Report how many lines below contain the word "name". Give only the number.

#### Provided information:
- - - -
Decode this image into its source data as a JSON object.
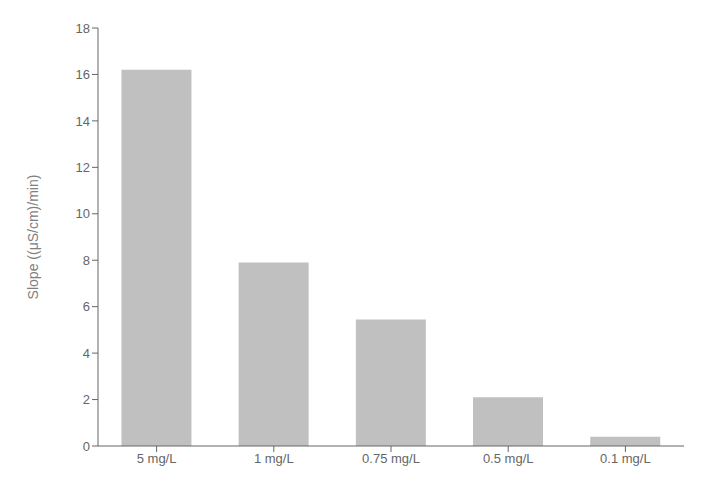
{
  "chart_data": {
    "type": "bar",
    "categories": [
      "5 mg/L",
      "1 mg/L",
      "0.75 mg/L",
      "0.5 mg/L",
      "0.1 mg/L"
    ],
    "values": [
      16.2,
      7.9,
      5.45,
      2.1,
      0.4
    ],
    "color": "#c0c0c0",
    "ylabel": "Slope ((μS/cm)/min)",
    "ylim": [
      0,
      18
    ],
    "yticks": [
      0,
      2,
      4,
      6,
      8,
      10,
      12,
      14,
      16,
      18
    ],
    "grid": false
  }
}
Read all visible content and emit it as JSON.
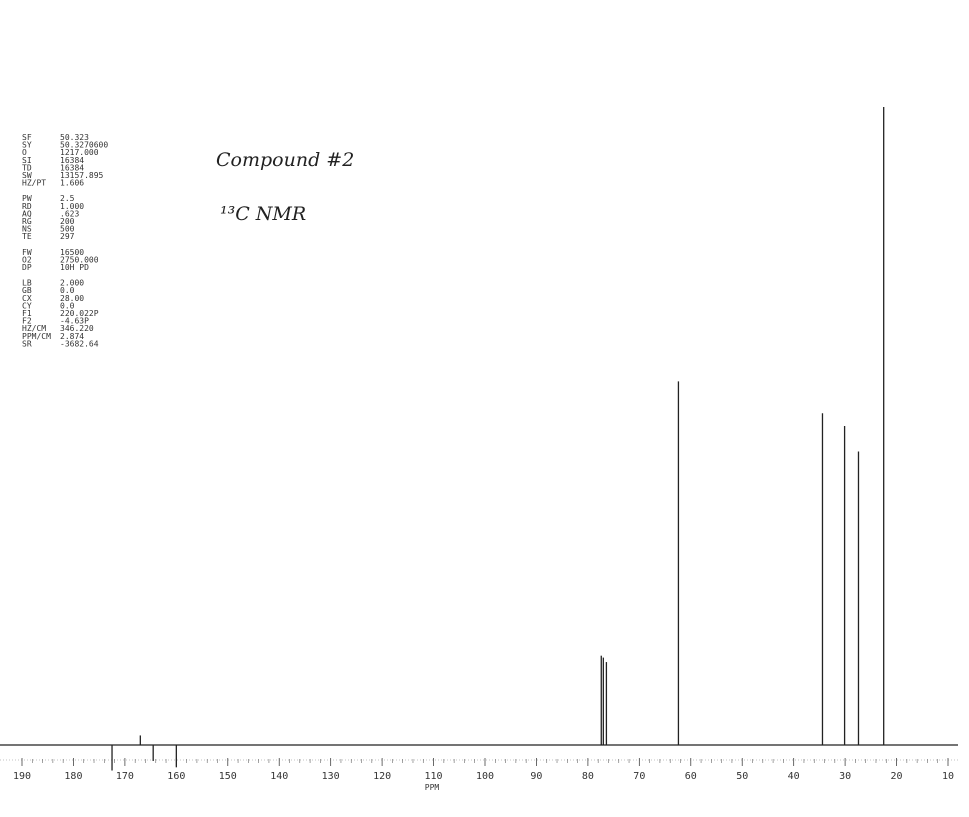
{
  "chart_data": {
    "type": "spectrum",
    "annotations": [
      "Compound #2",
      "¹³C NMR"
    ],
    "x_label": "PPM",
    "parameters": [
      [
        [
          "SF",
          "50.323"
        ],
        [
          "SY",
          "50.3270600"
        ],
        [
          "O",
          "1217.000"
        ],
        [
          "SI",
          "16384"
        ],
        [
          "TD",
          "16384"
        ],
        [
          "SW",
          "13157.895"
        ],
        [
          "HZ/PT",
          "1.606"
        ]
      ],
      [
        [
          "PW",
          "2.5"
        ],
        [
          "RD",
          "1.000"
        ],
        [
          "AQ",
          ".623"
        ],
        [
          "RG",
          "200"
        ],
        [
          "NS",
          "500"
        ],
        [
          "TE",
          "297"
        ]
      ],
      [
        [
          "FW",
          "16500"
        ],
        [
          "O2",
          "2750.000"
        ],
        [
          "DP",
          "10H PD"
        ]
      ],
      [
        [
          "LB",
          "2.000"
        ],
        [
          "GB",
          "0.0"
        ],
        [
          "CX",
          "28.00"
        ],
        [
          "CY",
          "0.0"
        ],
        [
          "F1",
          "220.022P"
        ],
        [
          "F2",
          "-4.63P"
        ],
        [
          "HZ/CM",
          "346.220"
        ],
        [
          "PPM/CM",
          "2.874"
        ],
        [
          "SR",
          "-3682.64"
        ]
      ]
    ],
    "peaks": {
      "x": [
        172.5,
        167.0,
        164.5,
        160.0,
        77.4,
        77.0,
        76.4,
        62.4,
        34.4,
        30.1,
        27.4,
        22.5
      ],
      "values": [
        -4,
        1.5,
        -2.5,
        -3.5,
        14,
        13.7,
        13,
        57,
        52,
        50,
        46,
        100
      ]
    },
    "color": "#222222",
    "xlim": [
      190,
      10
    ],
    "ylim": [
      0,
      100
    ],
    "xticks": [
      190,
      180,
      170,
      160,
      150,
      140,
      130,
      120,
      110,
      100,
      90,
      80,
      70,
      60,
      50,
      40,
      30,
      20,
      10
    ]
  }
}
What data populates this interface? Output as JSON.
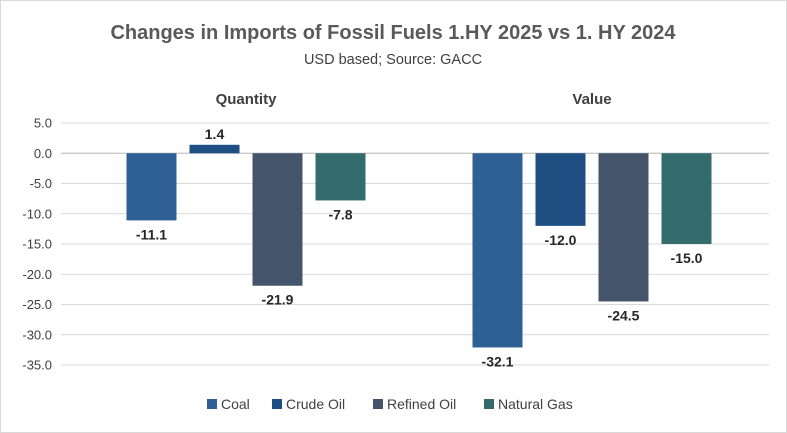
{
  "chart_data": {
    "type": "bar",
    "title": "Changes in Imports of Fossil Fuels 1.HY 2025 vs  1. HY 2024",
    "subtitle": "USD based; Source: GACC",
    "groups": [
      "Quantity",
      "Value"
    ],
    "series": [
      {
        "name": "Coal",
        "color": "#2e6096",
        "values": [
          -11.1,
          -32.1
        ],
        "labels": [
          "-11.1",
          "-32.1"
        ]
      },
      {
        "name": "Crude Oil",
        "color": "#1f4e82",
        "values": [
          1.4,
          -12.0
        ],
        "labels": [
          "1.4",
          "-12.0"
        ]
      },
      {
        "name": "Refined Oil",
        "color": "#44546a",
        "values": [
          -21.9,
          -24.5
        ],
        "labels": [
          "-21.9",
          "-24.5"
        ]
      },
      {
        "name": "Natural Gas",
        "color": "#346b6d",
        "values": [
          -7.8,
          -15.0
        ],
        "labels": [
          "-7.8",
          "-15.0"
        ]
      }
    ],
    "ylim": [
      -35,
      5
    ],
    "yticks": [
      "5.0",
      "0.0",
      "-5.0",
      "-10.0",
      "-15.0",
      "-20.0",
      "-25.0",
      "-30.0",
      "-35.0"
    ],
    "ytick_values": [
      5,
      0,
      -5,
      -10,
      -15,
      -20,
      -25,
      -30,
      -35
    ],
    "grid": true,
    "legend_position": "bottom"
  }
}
- - - -
#### Completed task:
4